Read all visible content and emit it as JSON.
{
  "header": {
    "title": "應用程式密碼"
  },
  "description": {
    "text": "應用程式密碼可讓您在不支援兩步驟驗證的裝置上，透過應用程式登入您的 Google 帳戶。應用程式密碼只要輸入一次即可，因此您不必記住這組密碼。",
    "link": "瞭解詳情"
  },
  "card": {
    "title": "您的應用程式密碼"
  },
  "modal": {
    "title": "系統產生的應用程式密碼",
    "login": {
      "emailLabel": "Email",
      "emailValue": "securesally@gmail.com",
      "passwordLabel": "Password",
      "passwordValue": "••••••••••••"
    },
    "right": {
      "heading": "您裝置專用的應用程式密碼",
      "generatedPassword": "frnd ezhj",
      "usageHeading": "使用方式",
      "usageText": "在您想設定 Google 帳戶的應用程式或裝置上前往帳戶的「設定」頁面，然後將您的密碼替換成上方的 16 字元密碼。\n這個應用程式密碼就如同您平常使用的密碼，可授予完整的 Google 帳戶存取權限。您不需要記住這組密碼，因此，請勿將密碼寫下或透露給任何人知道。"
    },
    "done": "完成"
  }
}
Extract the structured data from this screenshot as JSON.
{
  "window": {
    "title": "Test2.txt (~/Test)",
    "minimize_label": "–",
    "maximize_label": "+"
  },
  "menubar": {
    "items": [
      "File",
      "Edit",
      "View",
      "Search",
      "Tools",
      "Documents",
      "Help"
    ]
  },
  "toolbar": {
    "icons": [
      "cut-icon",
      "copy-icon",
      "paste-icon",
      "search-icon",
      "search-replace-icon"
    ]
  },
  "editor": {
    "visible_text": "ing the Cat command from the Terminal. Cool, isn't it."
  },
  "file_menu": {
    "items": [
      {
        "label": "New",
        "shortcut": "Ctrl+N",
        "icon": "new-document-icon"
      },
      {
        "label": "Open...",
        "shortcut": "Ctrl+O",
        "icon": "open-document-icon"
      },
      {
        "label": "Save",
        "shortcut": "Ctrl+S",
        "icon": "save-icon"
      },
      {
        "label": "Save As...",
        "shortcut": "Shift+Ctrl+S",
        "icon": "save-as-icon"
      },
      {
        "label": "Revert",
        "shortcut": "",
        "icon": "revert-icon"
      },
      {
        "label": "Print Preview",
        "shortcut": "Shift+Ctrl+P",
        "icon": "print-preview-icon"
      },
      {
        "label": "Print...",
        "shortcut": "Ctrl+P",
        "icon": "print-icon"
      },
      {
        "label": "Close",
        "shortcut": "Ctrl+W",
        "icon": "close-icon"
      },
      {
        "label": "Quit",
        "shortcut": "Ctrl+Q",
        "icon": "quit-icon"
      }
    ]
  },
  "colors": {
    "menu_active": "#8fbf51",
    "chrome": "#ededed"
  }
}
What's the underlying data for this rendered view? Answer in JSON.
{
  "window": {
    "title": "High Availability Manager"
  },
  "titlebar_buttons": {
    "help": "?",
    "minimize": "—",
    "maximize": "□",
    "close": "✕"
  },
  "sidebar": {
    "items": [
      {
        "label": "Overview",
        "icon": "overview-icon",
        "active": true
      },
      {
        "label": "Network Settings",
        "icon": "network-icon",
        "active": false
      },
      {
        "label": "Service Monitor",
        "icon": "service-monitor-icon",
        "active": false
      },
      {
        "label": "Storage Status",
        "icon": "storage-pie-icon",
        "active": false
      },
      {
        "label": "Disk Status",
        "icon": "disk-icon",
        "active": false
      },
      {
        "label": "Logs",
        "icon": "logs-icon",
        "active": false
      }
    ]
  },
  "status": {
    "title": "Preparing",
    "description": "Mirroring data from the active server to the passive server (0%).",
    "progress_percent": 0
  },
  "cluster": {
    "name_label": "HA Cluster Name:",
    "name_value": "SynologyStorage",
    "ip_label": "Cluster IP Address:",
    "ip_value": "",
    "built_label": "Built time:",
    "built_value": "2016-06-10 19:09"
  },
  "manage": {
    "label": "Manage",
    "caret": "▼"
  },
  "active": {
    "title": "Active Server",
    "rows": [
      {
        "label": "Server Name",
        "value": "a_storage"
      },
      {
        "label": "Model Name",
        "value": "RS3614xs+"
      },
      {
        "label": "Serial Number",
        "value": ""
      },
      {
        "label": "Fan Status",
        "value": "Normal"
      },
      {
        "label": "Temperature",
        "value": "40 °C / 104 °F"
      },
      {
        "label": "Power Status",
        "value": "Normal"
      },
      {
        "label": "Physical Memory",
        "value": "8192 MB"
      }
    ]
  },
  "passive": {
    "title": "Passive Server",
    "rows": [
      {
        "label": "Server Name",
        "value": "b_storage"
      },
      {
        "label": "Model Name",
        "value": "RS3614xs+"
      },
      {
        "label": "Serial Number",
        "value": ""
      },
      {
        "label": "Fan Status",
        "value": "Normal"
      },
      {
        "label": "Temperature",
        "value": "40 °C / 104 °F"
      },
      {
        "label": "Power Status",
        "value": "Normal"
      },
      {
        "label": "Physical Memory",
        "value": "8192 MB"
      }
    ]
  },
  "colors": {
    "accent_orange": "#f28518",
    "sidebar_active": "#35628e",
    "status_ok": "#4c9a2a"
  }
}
────────────────────
◆ Written request
Every line above needs to be retyped exactly.

◆ Right answer
Read all visible content and emit it as JSON.
{
  "header": {
    "title": "應用程式密碼"
  },
  "description": {
    "text": "應用程式密碼可讓您在不支援兩步驟驗證的裝置上，透過應用程式登入您的 Google 帳戶。應用程式密碼只要輸入一次即可，因此您不必記住這組密碼。",
    "link": "瞭解詳情"
  },
  "card": {
    "title": "您的應用程式密碼"
  },
  "modal": {
    "title": "系統產生的應用程式密碼",
    "login": {
      "emailLabel": "Email",
      "emailValue": "securesally@gmail.com",
      "passwordLabel": "Password",
      "passwordValue": "••••••••••••"
    },
    "right": {
      "heading": "您裝置專用的應用程式密碼",
      "generatedPassword": "frnd ezhj",
      "usageHeading": "使用方式",
      "usageText": "在您想設定 Google 帳戶的應用程式或裝置上前往帳戶的「設定」頁面，然後將您的密碼替換成上方的 16 字元密碼。\n這個應用程式密碼就如同您平常使用的密碼，可授予完整的 Google 帳戶存取權限。您不需要記住這組密碼，因此，請勿將密碼寫下或透露給任何人知道。"
    },
    "done": "完成"
  }
}
Extract the structured data from this screenshot as JSON.
{
  "window": {
    "title": "Test2.txt (~/Test)",
    "minimize_label": "–",
    "maximize_label": "+"
  },
  "menubar": {
    "items": [
      "File",
      "Edit",
      "View",
      "Search",
      "Tools",
      "Documents",
      "Help"
    ]
  },
  "toolbar": {
    "icons": [
      "cut-icon",
      "copy-icon",
      "paste-icon",
      "search-icon",
      "search-replace-icon"
    ]
  },
  "editor": {
    "visible_text": "ing the Cat command from the Terminal. Cool, isn't it."
  },
  "file_menu": {
    "items": [
      {
        "label": "New",
        "shortcut": "Ctrl+N",
        "icon": "new-document-icon"
      },
      {
        "label": "Open...",
        "shortcut": "Ctrl+O",
        "icon": "open-document-icon"
      },
      {
        "label": "Save",
        "shortcut": "Ctrl+S",
        "icon": "save-icon"
      },
      {
        "label": "Save As...",
        "shortcut": "Shift+Ctrl+S",
        "icon": "save-as-icon"
      },
      {
        "label": "Revert",
        "shortcut": "",
        "icon": "revert-icon"
      },
      {
        "label": "Print Preview",
        "shortcut": "Shift+Ctrl+P",
        "icon": "print-preview-icon"
      },
      {
        "label": "Print...",
        "shortcut": "Ctrl+P",
        "icon": "print-icon"
      },
      {
        "label": "Close",
        "shortcut": "Ctrl+W",
        "icon": "close-icon"
      },
      {
        "label": "Quit",
        "shortcut": "Ctrl+Q",
        "icon": "quit-icon"
      }
    ]
  },
  "colors": {
    "menu_active": "#8fbf51",
    "chrome": "#ededed"
  }
}
What's the underlying data for this rendered view? Answer in JSON.
{
  "window": {
    "title": "High Availability Manager"
  },
  "titlebar_buttons": {
    "help": "?",
    "minimize": "—",
    "maximize": "□",
    "close": "✕"
  },
  "sidebar": {
    "items": [
      {
        "label": "Overview",
        "icon": "overview-icon",
        "active": true
      },
      {
        "label": "Network Settings",
        "icon": "network-icon",
        "active": false
      },
      {
        "label": "Service Monitor",
        "icon": "service-monitor-icon",
        "active": false
      },
      {
        "label": "Storage Status",
        "icon": "storage-pie-icon",
        "active": false
      },
      {
        "label": "Disk Status",
        "icon": "disk-icon",
        "active": false
      },
      {
        "label": "Logs",
        "icon": "logs-icon",
        "active": false
      }
    ]
  },
  "status": {
    "title": "Preparing",
    "description": "Mirroring data from the active server to the passive server (0%).",
    "progress_percent": 0
  },
  "cluster": {
    "name_label": "HA Cluster Name:",
    "name_value": "SynologyStorage",
    "ip_label": "Cluster IP Address:",
    "ip_value": "",
    "built_label": "Built time:",
    "built_value": "2016-06-10 19:09"
  },
  "manage": {
    "label": "Manage",
    "caret": "▼"
  },
  "active": {
    "title": "Active Server",
    "rows": [
      {
        "label": "Server Name",
        "value": "a_storage"
      },
      {
        "label": "Model Name",
        "value": "RS3614xs+"
      },
      {
        "label": "Serial Number",
        "value": ""
      },
      {
        "label": "Fan Status",
        "value": "Normal"
      },
      {
        "label": "Temperature",
        "value": "40 °C / 104 °F"
      },
      {
        "label": "Power Status",
        "value": "Normal"
      },
      {
        "label": "Physical Memory",
        "value": "8192 MB"
      }
    ]
  },
  "passive": {
    "title": "Passive Server",
    "rows": [
      {
        "label": "Server Name",
        "value": "b_storage"
      },
      {
        "label": "Model Name",
        "value": "RS3614xs+"
      },
      {
        "label": "Serial Number",
        "value": ""
      },
      {
        "label": "Fan Status",
        "value": "Normal"
      },
      {
        "label": "Temperature",
        "value": "40 °C / 104 °F"
      },
      {
        "label": "Power Status",
        "value": "Normal"
      },
      {
        "label": "Physical Memory",
        "value": "8192 MB"
      }
    ]
  },
  "colors": {
    "accent_orange": "#f28518",
    "sidebar_active": "#35628e",
    "status_ok": "#4c9a2a"
  }
}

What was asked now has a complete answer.